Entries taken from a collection
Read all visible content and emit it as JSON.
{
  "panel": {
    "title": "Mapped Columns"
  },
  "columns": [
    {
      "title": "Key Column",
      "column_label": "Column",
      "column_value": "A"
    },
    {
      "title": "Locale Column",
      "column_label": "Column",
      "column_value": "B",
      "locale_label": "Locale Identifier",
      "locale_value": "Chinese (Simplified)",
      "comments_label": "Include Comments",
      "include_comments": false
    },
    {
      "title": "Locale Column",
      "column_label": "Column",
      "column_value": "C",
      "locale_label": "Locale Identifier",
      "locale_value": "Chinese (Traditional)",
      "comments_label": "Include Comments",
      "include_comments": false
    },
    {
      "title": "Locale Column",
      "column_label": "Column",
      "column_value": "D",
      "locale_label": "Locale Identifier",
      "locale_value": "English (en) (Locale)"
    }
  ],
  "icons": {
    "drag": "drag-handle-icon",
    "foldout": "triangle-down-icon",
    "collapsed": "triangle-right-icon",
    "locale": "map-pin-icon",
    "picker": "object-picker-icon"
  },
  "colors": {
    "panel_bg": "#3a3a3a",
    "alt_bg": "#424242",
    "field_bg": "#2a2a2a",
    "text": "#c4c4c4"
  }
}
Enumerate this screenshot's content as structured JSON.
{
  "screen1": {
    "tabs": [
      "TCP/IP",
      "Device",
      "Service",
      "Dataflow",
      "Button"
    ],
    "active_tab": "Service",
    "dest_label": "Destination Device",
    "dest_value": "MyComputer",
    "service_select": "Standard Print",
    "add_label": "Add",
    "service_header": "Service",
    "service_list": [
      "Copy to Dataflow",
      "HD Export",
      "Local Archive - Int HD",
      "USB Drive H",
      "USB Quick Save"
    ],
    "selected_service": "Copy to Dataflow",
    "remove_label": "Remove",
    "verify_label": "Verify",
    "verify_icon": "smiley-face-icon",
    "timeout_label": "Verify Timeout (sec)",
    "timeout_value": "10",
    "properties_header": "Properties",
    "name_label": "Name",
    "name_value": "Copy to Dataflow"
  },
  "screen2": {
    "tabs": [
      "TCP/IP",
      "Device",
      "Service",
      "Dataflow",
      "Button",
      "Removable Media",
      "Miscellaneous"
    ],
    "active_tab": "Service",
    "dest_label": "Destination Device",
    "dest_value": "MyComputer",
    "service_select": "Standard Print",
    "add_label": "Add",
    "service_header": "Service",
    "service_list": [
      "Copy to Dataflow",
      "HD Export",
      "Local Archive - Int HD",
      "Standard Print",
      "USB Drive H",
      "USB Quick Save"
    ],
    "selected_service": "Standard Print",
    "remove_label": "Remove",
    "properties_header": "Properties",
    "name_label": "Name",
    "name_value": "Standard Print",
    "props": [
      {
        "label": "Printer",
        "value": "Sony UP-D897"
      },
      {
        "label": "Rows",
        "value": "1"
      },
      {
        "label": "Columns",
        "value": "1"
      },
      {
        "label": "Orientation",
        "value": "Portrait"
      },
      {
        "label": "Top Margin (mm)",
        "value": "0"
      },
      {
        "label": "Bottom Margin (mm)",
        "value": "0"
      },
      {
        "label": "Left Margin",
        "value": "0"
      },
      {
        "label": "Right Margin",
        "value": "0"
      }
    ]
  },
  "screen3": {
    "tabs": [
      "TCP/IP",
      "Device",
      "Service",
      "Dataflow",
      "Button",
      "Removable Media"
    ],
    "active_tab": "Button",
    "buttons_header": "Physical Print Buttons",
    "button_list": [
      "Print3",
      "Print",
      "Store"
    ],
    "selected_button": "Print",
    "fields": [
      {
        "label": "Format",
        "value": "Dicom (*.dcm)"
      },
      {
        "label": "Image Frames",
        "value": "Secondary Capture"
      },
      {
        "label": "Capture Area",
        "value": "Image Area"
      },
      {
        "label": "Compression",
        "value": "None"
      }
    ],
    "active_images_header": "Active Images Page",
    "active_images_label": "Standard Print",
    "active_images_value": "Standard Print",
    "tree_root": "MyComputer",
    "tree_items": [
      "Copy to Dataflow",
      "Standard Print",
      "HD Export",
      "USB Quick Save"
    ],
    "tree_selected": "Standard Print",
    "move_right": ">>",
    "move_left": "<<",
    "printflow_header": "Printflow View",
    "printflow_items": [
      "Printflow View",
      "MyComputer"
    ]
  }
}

_Exercise_
Extract each line of the material exactly as it stands.

_Result below_
Read all visible content and emit it as JSON.
{
  "panel": {
    "title": "Mapped Columns"
  },
  "columns": [
    {
      "title": "Key Column",
      "column_label": "Column",
      "column_value": "A"
    },
    {
      "title": "Locale Column",
      "column_label": "Column",
      "column_value": "B",
      "locale_label": "Locale Identifier",
      "locale_value": "Chinese (Simplified)",
      "comments_label": "Include Comments",
      "include_comments": false
    },
    {
      "title": "Locale Column",
      "column_label": "Column",
      "column_value": "C",
      "locale_label": "Locale Identifier",
      "locale_value": "Chinese (Traditional)",
      "comments_label": "Include Comments",
      "include_comments": false
    },
    {
      "title": "Locale Column",
      "column_label": "Column",
      "column_value": "D",
      "locale_label": "Locale Identifier",
      "locale_value": "English (en) (Locale)"
    }
  ],
  "icons": {
    "drag": "drag-handle-icon",
    "foldout": "triangle-down-icon",
    "collapsed": "triangle-right-icon",
    "locale": "map-pin-icon",
    "picker": "object-picker-icon"
  },
  "colors": {
    "panel_bg": "#3a3a3a",
    "alt_bg": "#424242",
    "field_bg": "#2a2a2a",
    "text": "#c4c4c4"
  }
}
Enumerate this screenshot's content as structured JSON.
{
  "screen1": {
    "tabs": [
      "TCP/IP",
      "Device",
      "Service",
      "Dataflow",
      "Button"
    ],
    "active_tab": "Service",
    "dest_label": "Destination Device",
    "dest_value": "MyComputer",
    "service_select": "Standard Print",
    "add_label": "Add",
    "service_header": "Service",
    "service_list": [
      "Copy to Dataflow",
      "HD Export",
      "Local Archive - Int HD",
      "USB Drive H",
      "USB Quick Save"
    ],
    "selected_service": "Copy to Dataflow",
    "remove_label": "Remove",
    "verify_label": "Verify",
    "verify_icon": "smiley-face-icon",
    "timeout_label": "Verify Timeout (sec)",
    "timeout_value": "10",
    "properties_header": "Properties",
    "name_label": "Name",
    "name_value": "Copy to Dataflow"
  },
  "screen2": {
    "tabs": [
      "TCP/IP",
      "Device",
      "Service",
      "Dataflow",
      "Button",
      "Removable Media",
      "Miscellaneous"
    ],
    "active_tab": "Service",
    "dest_label": "Destination Device",
    "dest_value": "MyComputer",
    "service_select": "Standard Print",
    "add_label": "Add",
    "service_header": "Service",
    "service_list": [
      "Copy to Dataflow",
      "HD Export",
      "Local Archive - Int HD",
      "Standard Print",
      "USB Drive H",
      "USB Quick Save"
    ],
    "selected_service": "Standard Print",
    "remove_label": "Remove",
    "properties_header": "Properties",
    "name_label": "Name",
    "name_value": "Standard Print",
    "props": [
      {
        "label": "Printer",
        "value": "Sony UP-D897"
      },
      {
        "label": "Rows",
        "value": "1"
      },
      {
        "label": "Columns",
        "value": "1"
      },
      {
        "label": "Orientation",
        "value": "Portrait"
      },
      {
        "label": "Top Margin (mm)",
        "value": "0"
      },
      {
        "label": "Bottom Margin (mm)",
        "value": "0"
      },
      {
        "label": "Left Margin",
        "value": "0"
      },
      {
        "label": "Right Margin",
        "value": "0"
      }
    ]
  },
  "screen3": {
    "tabs": [
      "TCP/IP",
      "Device",
      "Service",
      "Dataflow",
      "Button",
      "Removable Media"
    ],
    "active_tab": "Button",
    "buttons_header": "Physical Print Buttons",
    "button_list": [
      "Print3",
      "Print",
      "Store"
    ],
    "selected_button": "Print",
    "fields": [
      {
        "label": "Format",
        "value": "Dicom (*.dcm)"
      },
      {
        "label": "Image Frames",
        "value": "Secondary Capture"
      },
      {
        "label": "Capture Area",
        "value": "Image Area"
      },
      {
        "label": "Compression",
        "value": "None"
      }
    ],
    "active_images_header": "Active Images Page",
    "active_images_label": "Standard Print",
    "active_images_value": "Standard Print",
    "tree_root": "MyComputer",
    "tree_items": [
      "Copy to Dataflow",
      "Standard Print",
      "HD Export",
      "USB Quick Save"
    ],
    "tree_selected": "Standard Print",
    "move_right": ">>",
    "move_left": "<<",
    "printflow_header": "Printflow View",
    "printflow_items": [
      "Printflow View",
      "MyComputer"
    ]
  }
}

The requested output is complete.